:: Exercise description ::
Search the records below for the word "Stella". Pull out each line that has it.

════

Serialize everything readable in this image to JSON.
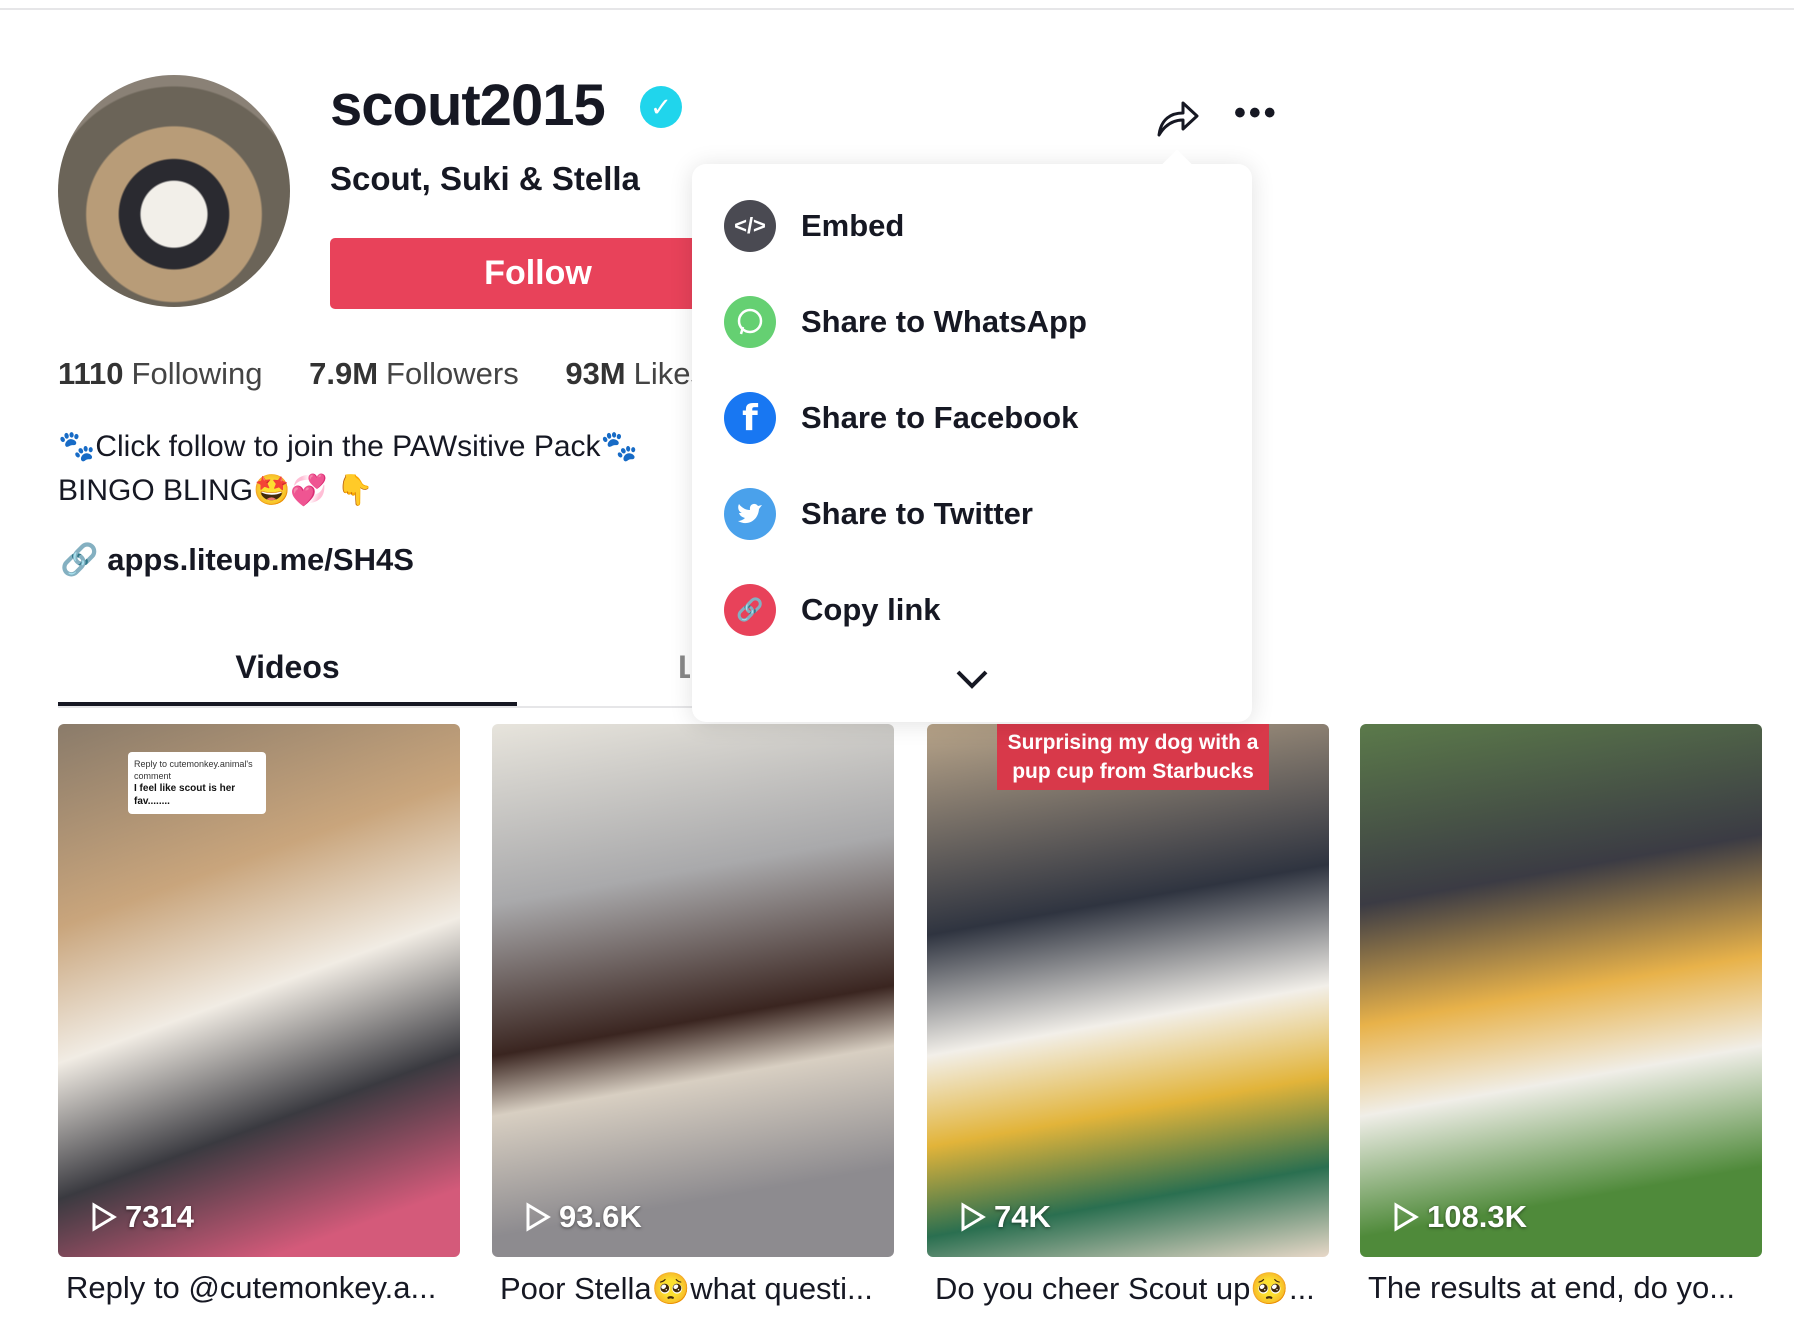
{
  "profile": {
    "username": "scout2015",
    "nickname": "Scout, Suki & Stella",
    "follow_label": "Follow",
    "stats": [
      {
        "value": "1110",
        "label": "Following"
      },
      {
        "value": "7.9M",
        "label": "Followers"
      },
      {
        "value": "93M",
        "label": "Likes"
      }
    ],
    "bio_line1": "🐾Click follow to join the PAWsitive Pack🐾",
    "bio_line2": "BINGO BLING🤩💞 👇",
    "link": "apps.liteup.me/SH4S"
  },
  "tabs": [
    {
      "label": "Videos",
      "active": true
    },
    {
      "label": "Liked",
      "active": false
    }
  ],
  "share_menu": {
    "items": [
      {
        "label": "Embed",
        "icon": "code-icon",
        "color": "#4a4a52"
      },
      {
        "label": "Share to WhatsApp",
        "icon": "whatsapp-icon",
        "color": "#65d072"
      },
      {
        "label": "Share to Facebook",
        "icon": "facebook-icon",
        "color": "#1877f2"
      },
      {
        "label": "Share to Twitter",
        "icon": "twitter-icon",
        "color": "#4aa1eb"
      },
      {
        "label": "Copy link",
        "icon": "link-icon",
        "color": "#e8425a"
      }
    ]
  },
  "videos": [
    {
      "views": "7314",
      "caption": "Reply to @cutemonkey.a...",
      "bubble_header": "Reply to cutemonkey.animal's comment",
      "bubble_text": "I feel like scout is her fav........"
    },
    {
      "views": "93.6K",
      "caption": "Poor Stella🥺what questi..."
    },
    {
      "views": "74K",
      "caption": "Do you cheer Scout up🥺...",
      "overlay": "Surprising my dog with a pup cup from Starbucks"
    },
    {
      "views": "108.3K",
      "caption": "The results at end, do yo..."
    }
  ],
  "colors": {
    "accent": "#e8425a",
    "verified": "#20d5ec"
  }
}
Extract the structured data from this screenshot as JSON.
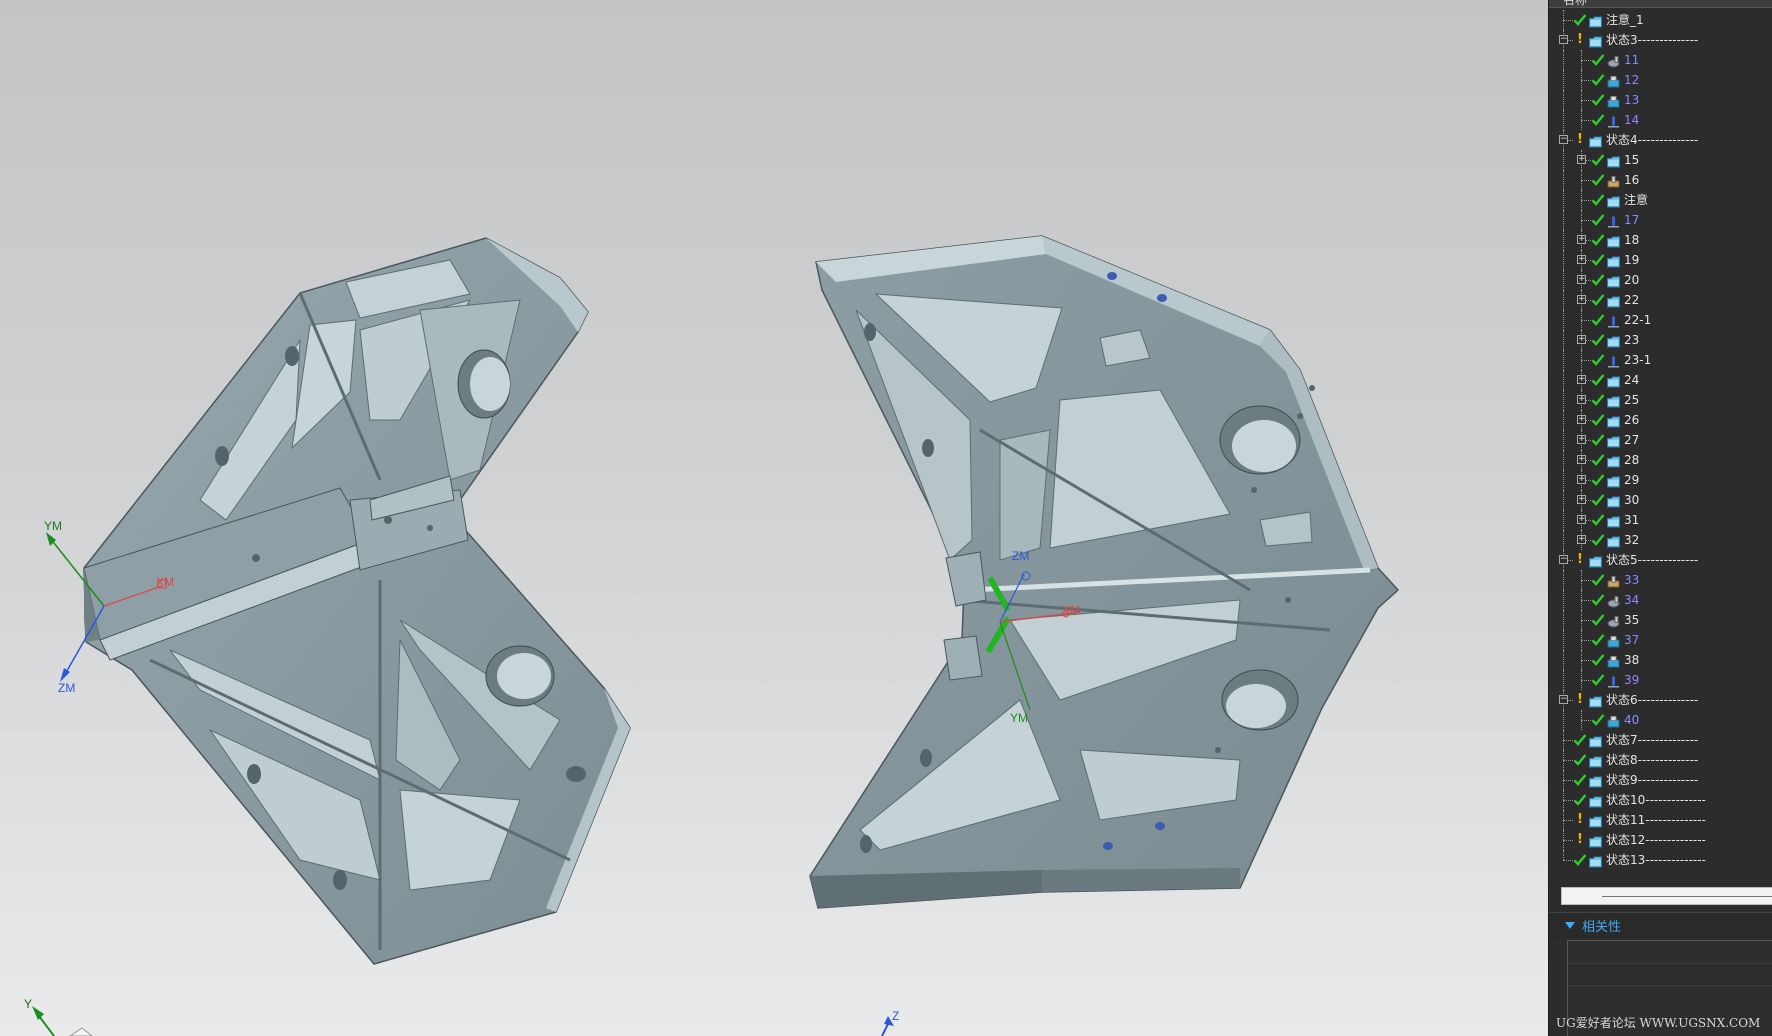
{
  "viewport": {
    "left_part": {
      "axis_labels": {
        "ym": "YM",
        "xm": "XM",
        "zm": "ZM"
      }
    },
    "right_part": {
      "axis_labels": {
        "zm": "ZM",
        "xm": "XM",
        "ym": "YM"
      }
    },
    "triad": {
      "y": "Y",
      "z": "Z"
    }
  },
  "navigator": {
    "column_header": "名称",
    "items": [
      {
        "label": "注意_1",
        "level": 1,
        "status": "check",
        "icon": "folder-icon"
      },
      {
        "label": "状态3--------------",
        "level": 1,
        "status": "warn",
        "expander": "-",
        "icon": "folder-icon"
      },
      {
        "label": "11",
        "level": 2,
        "status": "check",
        "icon": "gear-op-icon",
        "link": true
      },
      {
        "label": "12",
        "level": 2,
        "status": "check",
        "icon": "machine-op-icon",
        "link": true
      },
      {
        "label": "13",
        "level": 2,
        "status": "check",
        "icon": "machine-op-icon",
        "link": true
      },
      {
        "label": "14",
        "level": 2,
        "status": "check",
        "icon": "drill-op-icon",
        "link": true
      },
      {
        "label": "状态4--------------",
        "level": 1,
        "status": "warn",
        "expander": "-",
        "icon": "folder-icon"
      },
      {
        "label": "15",
        "level": 2,
        "status": "check",
        "expander": "+",
        "icon": "folder-icon"
      },
      {
        "label": "16",
        "level": 2,
        "status": "check",
        "icon": "tool-op-icon"
      },
      {
        "label": "注意",
        "level": 2,
        "status": "check",
        "icon": "folder-icon"
      },
      {
        "label": "17",
        "level": 2,
        "status": "check",
        "icon": "drill-op-icon",
        "link": true
      },
      {
        "label": "18",
        "level": 2,
        "status": "check",
        "expander": "+",
        "icon": "folder-icon"
      },
      {
        "label": "19",
        "level": 2,
        "status": "check",
        "expander": "+",
        "icon": "folder-icon"
      },
      {
        "label": "20",
        "level": 2,
        "status": "check",
        "expander": "+",
        "icon": "folder-icon"
      },
      {
        "label": "22",
        "level": 2,
        "status": "check",
        "expander": "+",
        "icon": "folder-icon"
      },
      {
        "label": "22-1",
        "level": 2,
        "status": "check",
        "icon": "drill-op-icon"
      },
      {
        "label": "23",
        "level": 2,
        "status": "check",
        "expander": "+",
        "icon": "folder-icon"
      },
      {
        "label": "23-1",
        "level": 2,
        "status": "check",
        "icon": "drill-op-icon"
      },
      {
        "label": "24",
        "level": 2,
        "status": "check",
        "expander": "+",
        "icon": "folder-icon"
      },
      {
        "label": "25",
        "level": 2,
        "status": "check",
        "expander": "+",
        "icon": "folder-icon"
      },
      {
        "label": "26",
        "level": 2,
        "status": "check",
        "expander": "+",
        "icon": "folder-icon"
      },
      {
        "label": "27",
        "level": 2,
        "status": "check",
        "expander": "+",
        "icon": "folder-icon"
      },
      {
        "label": "28",
        "level": 2,
        "status": "check",
        "expander": "+",
        "icon": "folder-icon"
      },
      {
        "label": "29",
        "level": 2,
        "status": "check",
        "expander": "+",
        "icon": "folder-icon"
      },
      {
        "label": "30",
        "level": 2,
        "status": "check",
        "expander": "+",
        "icon": "folder-icon"
      },
      {
        "label": "31",
        "level": 2,
        "status": "check",
        "expander": "+",
        "icon": "folder-icon"
      },
      {
        "label": "32",
        "level": 2,
        "status": "check",
        "expander": "+",
        "icon": "folder-icon"
      },
      {
        "label": "状态5--------------",
        "level": 1,
        "status": "warn",
        "expander": "-",
        "icon": "folder-icon"
      },
      {
        "label": "33",
        "level": 2,
        "status": "check",
        "icon": "tool-op-icon",
        "link": true
      },
      {
        "label": "34",
        "level": 2,
        "status": "check",
        "icon": "gear-op-icon",
        "link": true
      },
      {
        "label": "35",
        "level": 2,
        "status": "check",
        "icon": "gear-op-icon"
      },
      {
        "label": "37",
        "level": 2,
        "status": "check",
        "icon": "machine-op-icon",
        "link": true
      },
      {
        "label": "38",
        "level": 2,
        "status": "check",
        "icon": "machine-op-icon"
      },
      {
        "label": "39",
        "level": 2,
        "status": "check",
        "icon": "drill-op-icon",
        "link": true
      },
      {
        "label": "状态6--------------",
        "level": 1,
        "status": "warn",
        "expander": "-",
        "icon": "folder-icon"
      },
      {
        "label": "40",
        "level": 2,
        "status": "check",
        "icon": "machine-op-icon",
        "link": true
      },
      {
        "label": "状态7--------------",
        "level": 1,
        "status": "check",
        "icon": "folder-icon"
      },
      {
        "label": "状态8--------------",
        "level": 1,
        "status": "check",
        "icon": "folder-icon"
      },
      {
        "label": "状态9--------------",
        "level": 1,
        "status": "check",
        "icon": "folder-icon"
      },
      {
        "label": "状态10--------------",
        "level": 1,
        "status": "check",
        "icon": "folder-icon"
      },
      {
        "label": "状态11--------------",
        "level": 1,
        "status": "warn",
        "icon": "folder-icon"
      },
      {
        "label": "状态12--------------",
        "level": 1,
        "status": "warn",
        "icon": "folder-icon"
      },
      {
        "label": "状态13--------------",
        "level": 1,
        "status": "check",
        "icon": "folder-icon"
      }
    ]
  },
  "relations_panel": {
    "title": "相关性"
  },
  "watermark": "UG爱好者论坛 WWW.UGSNX.COM",
  "colors": {
    "check": "#2ed12e",
    "warn": "#f0b400",
    "link_text": "#8a8aff",
    "part_face": "#8fa2a8",
    "part_light": "#b7c6ca",
    "part_dark": "#5d6c71",
    "panel_bg": "#2c2c2c",
    "accent": "#3fa9f5"
  }
}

════

:: Output of the exercise ::
    "nickname": "Scout, Suki & Stella",
      "caption": "Poor Stella🥺what questi..."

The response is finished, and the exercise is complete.